BEGIN Records to process
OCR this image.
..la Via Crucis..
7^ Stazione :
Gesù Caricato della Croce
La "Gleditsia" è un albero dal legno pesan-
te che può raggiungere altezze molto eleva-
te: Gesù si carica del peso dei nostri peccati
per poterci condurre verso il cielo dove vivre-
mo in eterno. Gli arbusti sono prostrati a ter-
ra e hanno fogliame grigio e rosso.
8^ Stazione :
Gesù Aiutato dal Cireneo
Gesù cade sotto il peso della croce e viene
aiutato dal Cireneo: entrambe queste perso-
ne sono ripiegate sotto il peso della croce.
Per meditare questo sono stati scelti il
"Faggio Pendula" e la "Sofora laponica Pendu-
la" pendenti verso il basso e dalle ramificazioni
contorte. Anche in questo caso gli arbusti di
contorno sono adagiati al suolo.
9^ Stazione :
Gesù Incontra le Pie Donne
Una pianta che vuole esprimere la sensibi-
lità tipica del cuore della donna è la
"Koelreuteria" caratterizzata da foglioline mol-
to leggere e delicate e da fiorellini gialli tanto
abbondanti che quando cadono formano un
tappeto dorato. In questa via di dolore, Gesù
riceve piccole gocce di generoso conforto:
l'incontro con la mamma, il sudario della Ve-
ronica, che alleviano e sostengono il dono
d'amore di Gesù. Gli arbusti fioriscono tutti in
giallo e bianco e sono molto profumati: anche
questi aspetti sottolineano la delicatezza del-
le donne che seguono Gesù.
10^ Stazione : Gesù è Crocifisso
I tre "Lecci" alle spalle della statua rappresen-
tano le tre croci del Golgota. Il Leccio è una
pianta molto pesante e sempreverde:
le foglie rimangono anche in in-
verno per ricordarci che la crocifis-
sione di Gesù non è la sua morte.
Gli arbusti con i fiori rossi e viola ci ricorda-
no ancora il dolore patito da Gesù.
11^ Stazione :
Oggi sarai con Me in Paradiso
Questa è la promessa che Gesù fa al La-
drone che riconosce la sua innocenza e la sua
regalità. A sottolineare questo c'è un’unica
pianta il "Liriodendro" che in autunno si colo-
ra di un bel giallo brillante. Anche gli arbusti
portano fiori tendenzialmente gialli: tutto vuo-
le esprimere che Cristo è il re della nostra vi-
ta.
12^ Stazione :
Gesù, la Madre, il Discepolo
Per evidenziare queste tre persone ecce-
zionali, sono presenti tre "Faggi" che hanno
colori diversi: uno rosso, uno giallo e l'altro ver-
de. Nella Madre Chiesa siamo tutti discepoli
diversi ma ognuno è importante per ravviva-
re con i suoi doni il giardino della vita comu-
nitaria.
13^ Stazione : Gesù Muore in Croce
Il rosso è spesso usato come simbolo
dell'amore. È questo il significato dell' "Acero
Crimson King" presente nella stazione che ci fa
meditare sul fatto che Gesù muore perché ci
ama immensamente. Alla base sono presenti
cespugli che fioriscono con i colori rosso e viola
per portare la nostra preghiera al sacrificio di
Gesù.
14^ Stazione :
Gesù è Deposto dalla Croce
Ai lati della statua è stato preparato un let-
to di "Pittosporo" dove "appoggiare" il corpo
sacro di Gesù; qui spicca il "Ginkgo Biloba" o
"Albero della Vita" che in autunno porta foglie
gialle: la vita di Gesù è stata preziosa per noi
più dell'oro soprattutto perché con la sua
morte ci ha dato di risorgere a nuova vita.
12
END Records to process
Copy every line exactly. Leave nothing out.

▸ Output below:
OCR this image.
..la Via Crucis..
7^ Stazione :
Gesù Caricato della Croce
La "Gleditsia" è un albero dal legno pesan-
te che può raggiungere altezze molto eleva-
te: Gesù si carica del peso dei nostri peccati
per poterci condurre verso il cielo dove vivre-
mo in eterno. Gli arbusti sono prostrati a ter-
ra e hanno fogliame grigio e rosso.
8^ Stazione :
Gesù Aiutato dal Cireneo
Gesù cade sotto il peso della croce e viene
aiutato dal Cireneo: entrambe queste perso-
ne sono ripiegate sotto il peso della croce.
Per meditare questo sono stati scelti il
"Faggio Pendula" e la "Sofora laponica Pendu-
la" pendenti verso il basso e dalle ramificazioni
contorte. Anche in questo caso gli arbusti di
contorno sono adagiati al suolo.
9^ Stazione :
Gesù Incontra le Pie Donne
Una pianta che vuole esprimere la sensibi-
lità tipica del cuore della donna è la
"Koelreuteria" caratterizzata da foglioline mol-
to leggere e delicate e da fiorellini gialli tanto
abbondanti che quando cadono formano un
tappeto dorato. In questa via di dolore, Gesù
riceve piccole gocce di generoso conforto:
l'incontro con la mamma, il sudario della Ve-
ronica, che alleviano e sostengono il dono
d'amore di Gesù. Gli arbusti fioriscono tutti in
giallo e bianco e sono molto profumati: anche
questi aspetti sottolineano la delicatezza del-
le donne che seguono Gesù.
10^ Stazione : Gesù è Crocifisso
I tre "Lecci" alle spalle della statua rappresen-
tano le tre croci del Golgota. Il Leccio è una
pianta molto pesante e sempreverde:
le foglie rimangono anche in in-
verno per ricordarci che la crocifis-
sione di Gesù non è la sua morte.
Gli arbusti con i fiori rossi e viola ci ricorda-
no ancora il dolore patito da Gesù.
11^ Stazione :
Oggi sarai con Me in Paradiso
Questa è la promessa che Gesù fa al La-
drone che riconosce la sua innocenza e la sua
regalità. A sottolineare questo c'è un’unica
pianta il "Liriodendro" che in autunno si colo-
ra di un bel giallo brillante. Anche gli arbusti
portano fiori tendenzialmente gialli: tutto vuo-
le esprimere che Cristo è il re della nostra vi-
ta.
12^ Stazione :
Gesù, la Madre, il Discepolo
Per evidenziare queste tre persone ecce-
zionali, sono presenti tre "Faggi" che hanno
colori diversi: uno rosso, uno giallo e l'altro ver-
de. Nella Madre Chiesa siamo tutti discepoli
diversi ma ognuno è importante per ravviva-
re con i suoi doni il giardino della vita comu-
nitaria.
13^ Stazione : Gesù Muore in Croce
Il rosso è spesso usato come simbolo
dell'amore. È questo il significato dell' "Acero
Crimson King" presente nella stazione che ci fa
meditare sul fatto che Gesù muore perché ci
ama immensamente. Alla base sono presenti
cespugli che fioriscono con i colori rosso e viola
per portare la nostra preghiera al sacrificio di
Gesù.
14^ Stazione :
Gesù è Deposto dalla Croce
Ai lati della statua è stato preparato un let-
to di "Pittosporo" dove "appoggiare" il corpo
sacro di Gesù; qui spicca il "Ginkgo Biloba" o
"Albero della Vita" che in autunno porta foglie
gialle: la vita di Gesù è stata preziosa per noi
più dell'oro soprattutto perché con la sua
morte ci ha dato di risorgere a nuova vita.
12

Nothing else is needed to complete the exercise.